> [Problem to work on]
Transcribe the records exactly. Pictures do not belong in the transcription.

> [Data to process]
────────────────

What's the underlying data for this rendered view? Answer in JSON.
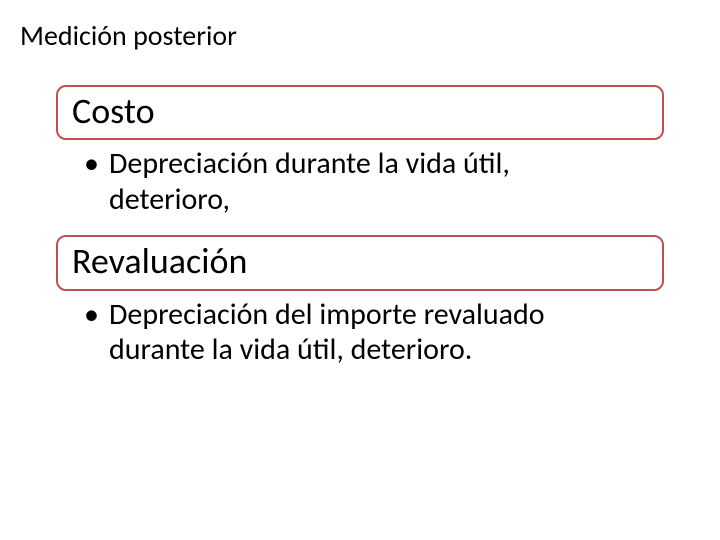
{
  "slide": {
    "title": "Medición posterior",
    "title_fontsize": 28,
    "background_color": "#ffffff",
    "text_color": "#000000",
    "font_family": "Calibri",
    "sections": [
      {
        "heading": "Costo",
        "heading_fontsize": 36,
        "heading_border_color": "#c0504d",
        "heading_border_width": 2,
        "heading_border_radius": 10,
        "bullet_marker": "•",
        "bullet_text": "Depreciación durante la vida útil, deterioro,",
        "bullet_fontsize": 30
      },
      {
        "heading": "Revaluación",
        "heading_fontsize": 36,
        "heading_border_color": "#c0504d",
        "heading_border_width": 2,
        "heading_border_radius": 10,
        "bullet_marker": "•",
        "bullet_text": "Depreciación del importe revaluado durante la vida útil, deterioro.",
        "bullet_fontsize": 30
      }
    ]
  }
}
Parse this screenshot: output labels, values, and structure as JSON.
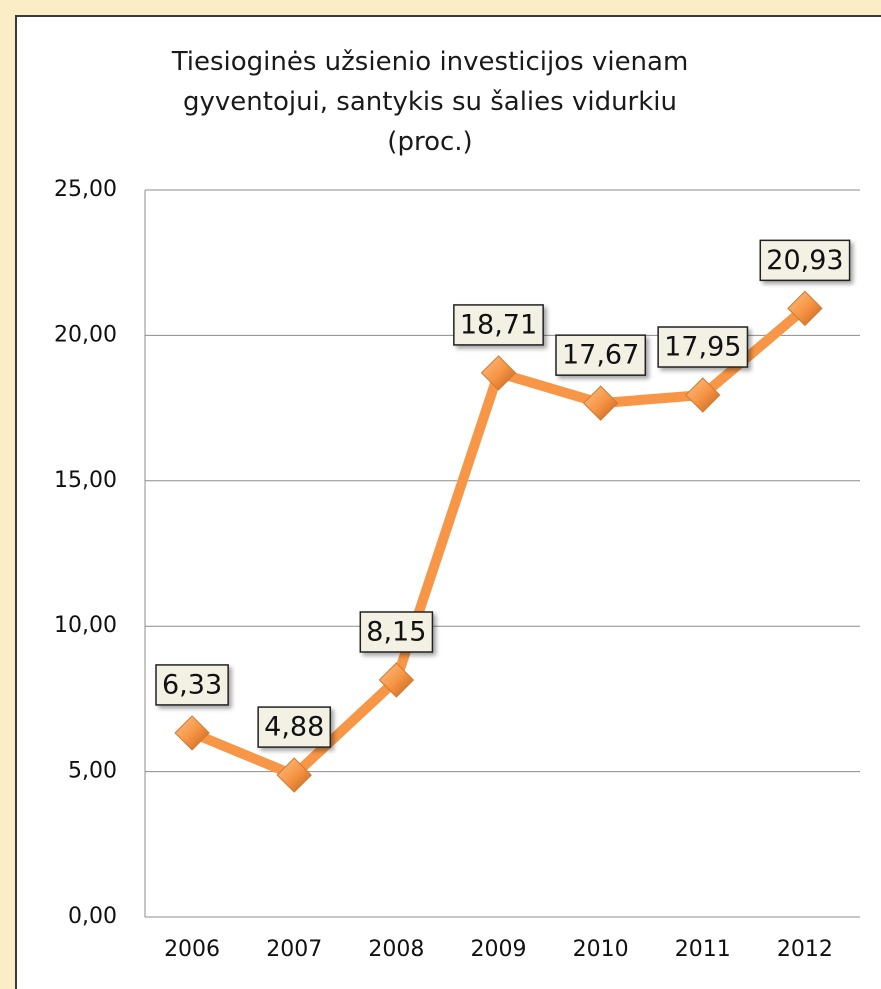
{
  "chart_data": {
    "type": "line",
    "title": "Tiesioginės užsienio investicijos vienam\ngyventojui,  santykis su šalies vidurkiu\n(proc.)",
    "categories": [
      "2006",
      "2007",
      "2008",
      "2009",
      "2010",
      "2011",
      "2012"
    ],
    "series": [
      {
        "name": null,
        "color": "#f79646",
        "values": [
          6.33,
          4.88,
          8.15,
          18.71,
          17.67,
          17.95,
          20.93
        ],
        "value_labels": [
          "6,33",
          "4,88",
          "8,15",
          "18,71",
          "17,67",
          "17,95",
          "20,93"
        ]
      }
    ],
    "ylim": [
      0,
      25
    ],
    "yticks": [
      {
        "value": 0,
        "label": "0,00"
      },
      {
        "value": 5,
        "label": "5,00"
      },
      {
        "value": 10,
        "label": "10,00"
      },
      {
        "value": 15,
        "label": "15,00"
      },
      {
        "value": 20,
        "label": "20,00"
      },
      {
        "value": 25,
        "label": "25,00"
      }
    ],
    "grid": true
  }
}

────────────────

> [Reply to the exercise]
What's the underlying data for this rendered view? Answer in JSON.
{
  "slide": {
    "title": "Medición posterior",
    "title_fontsize": 28,
    "background_color": "#ffffff",
    "text_color": "#000000",
    "font_family": "Calibri",
    "sections": [
      {
        "heading": "Costo",
        "heading_fontsize": 36,
        "heading_border_color": "#c0504d",
        "heading_border_width": 2,
        "heading_border_radius": 10,
        "bullet_marker": "•",
        "bullet_text": "Depreciación durante la vida útil, deterioro,",
        "bullet_fontsize": 30
      },
      {
        "heading": "Revaluación",
        "heading_fontsize": 36,
        "heading_border_color": "#c0504d",
        "heading_border_width": 2,
        "heading_border_radius": 10,
        "bullet_marker": "•",
        "bullet_text": "Depreciación del importe revaluado durante la vida útil, deterioro.",
        "bullet_fontsize": 30
      }
    ]
  }
}
Parse this screenshot: output labels, values, and structure as JSON.
{
  "chart_data": {
    "type": "line",
    "title": "Tiesioginės užsienio investicijos vienam\ngyventojui,  santykis su šalies vidurkiu\n(proc.)",
    "categories": [
      "2006",
      "2007",
      "2008",
      "2009",
      "2010",
      "2011",
      "2012"
    ],
    "series": [
      {
        "name": null,
        "color": "#f79646",
        "values": [
          6.33,
          4.88,
          8.15,
          18.71,
          17.67,
          17.95,
          20.93
        ],
        "value_labels": [
          "6,33",
          "4,88",
          "8,15",
          "18,71",
          "17,67",
          "17,95",
          "20,93"
        ]
      }
    ],
    "ylim": [
      0,
      25
    ],
    "yticks": [
      {
        "value": 0,
        "label": "0,00"
      },
      {
        "value": 5,
        "label": "5,00"
      },
      {
        "value": 10,
        "label": "10,00"
      },
      {
        "value": 15,
        "label": "15,00"
      },
      {
        "value": 20,
        "label": "20,00"
      },
      {
        "value": 25,
        "label": "25,00"
      }
    ],
    "grid": true
  }
}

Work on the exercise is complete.